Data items
- - - - -
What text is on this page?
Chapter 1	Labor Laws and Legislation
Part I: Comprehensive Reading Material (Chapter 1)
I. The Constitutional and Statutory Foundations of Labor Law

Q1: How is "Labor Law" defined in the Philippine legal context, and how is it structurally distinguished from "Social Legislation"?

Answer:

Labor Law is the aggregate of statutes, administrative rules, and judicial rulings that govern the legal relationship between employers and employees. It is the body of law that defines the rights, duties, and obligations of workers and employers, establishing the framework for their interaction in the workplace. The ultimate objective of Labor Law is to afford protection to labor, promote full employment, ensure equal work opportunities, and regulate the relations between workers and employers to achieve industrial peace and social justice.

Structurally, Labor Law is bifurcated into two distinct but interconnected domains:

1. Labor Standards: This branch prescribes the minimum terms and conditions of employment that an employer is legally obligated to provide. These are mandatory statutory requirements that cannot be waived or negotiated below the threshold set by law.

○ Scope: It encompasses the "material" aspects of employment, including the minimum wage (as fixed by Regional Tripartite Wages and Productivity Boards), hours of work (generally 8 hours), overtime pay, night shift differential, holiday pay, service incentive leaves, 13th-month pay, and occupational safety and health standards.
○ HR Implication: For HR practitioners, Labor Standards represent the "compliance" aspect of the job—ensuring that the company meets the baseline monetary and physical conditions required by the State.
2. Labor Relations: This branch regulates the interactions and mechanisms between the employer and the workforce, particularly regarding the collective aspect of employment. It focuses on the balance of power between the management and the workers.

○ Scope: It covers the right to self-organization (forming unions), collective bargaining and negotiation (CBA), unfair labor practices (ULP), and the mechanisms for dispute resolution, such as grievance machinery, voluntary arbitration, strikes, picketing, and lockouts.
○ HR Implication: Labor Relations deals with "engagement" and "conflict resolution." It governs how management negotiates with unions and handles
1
- - - - -
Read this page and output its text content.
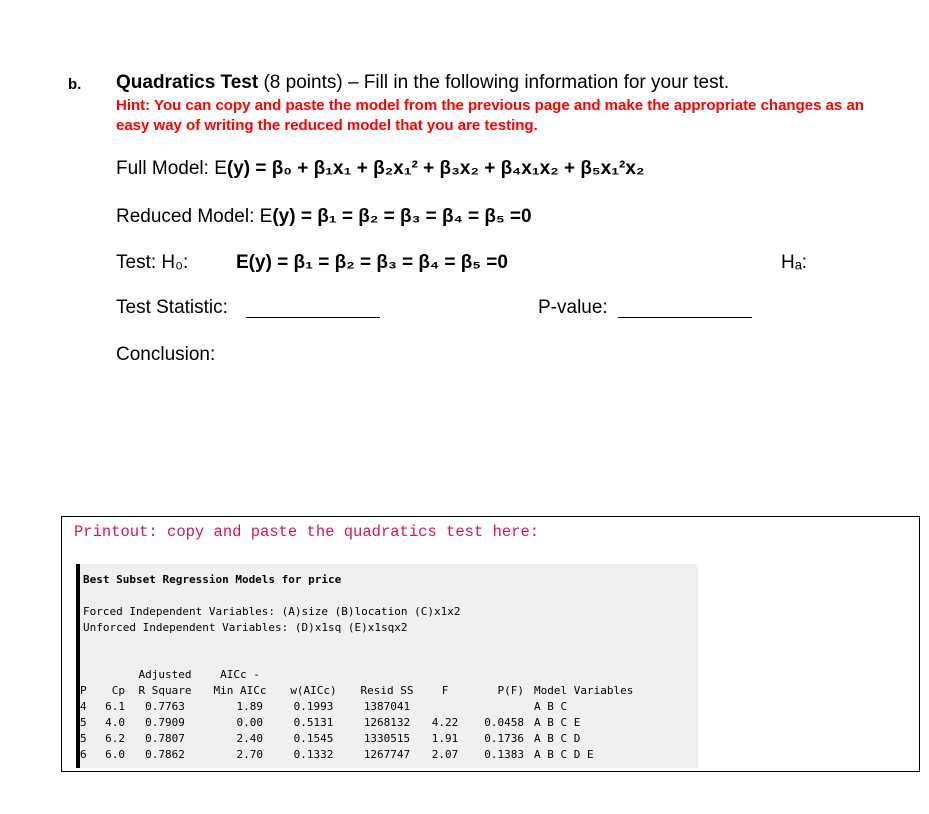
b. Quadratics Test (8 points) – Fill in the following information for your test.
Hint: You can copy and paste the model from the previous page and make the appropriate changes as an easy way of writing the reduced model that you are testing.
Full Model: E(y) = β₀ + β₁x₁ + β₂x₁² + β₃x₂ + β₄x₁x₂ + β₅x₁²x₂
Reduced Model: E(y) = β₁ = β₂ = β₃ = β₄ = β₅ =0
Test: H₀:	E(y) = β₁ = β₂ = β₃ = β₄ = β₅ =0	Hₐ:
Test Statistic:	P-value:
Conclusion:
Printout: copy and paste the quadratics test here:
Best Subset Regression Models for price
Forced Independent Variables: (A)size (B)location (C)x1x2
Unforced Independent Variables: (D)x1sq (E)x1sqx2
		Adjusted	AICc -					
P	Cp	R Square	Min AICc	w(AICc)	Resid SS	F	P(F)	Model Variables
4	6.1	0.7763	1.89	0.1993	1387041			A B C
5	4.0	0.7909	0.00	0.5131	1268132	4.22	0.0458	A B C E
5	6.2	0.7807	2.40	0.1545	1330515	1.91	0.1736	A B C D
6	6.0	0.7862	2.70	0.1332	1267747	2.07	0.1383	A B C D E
- - - - -
-- Problem requirements --
Work out the number of lines in this listing that include the word "collective". Reply with that number only.

-- Worked solution --
2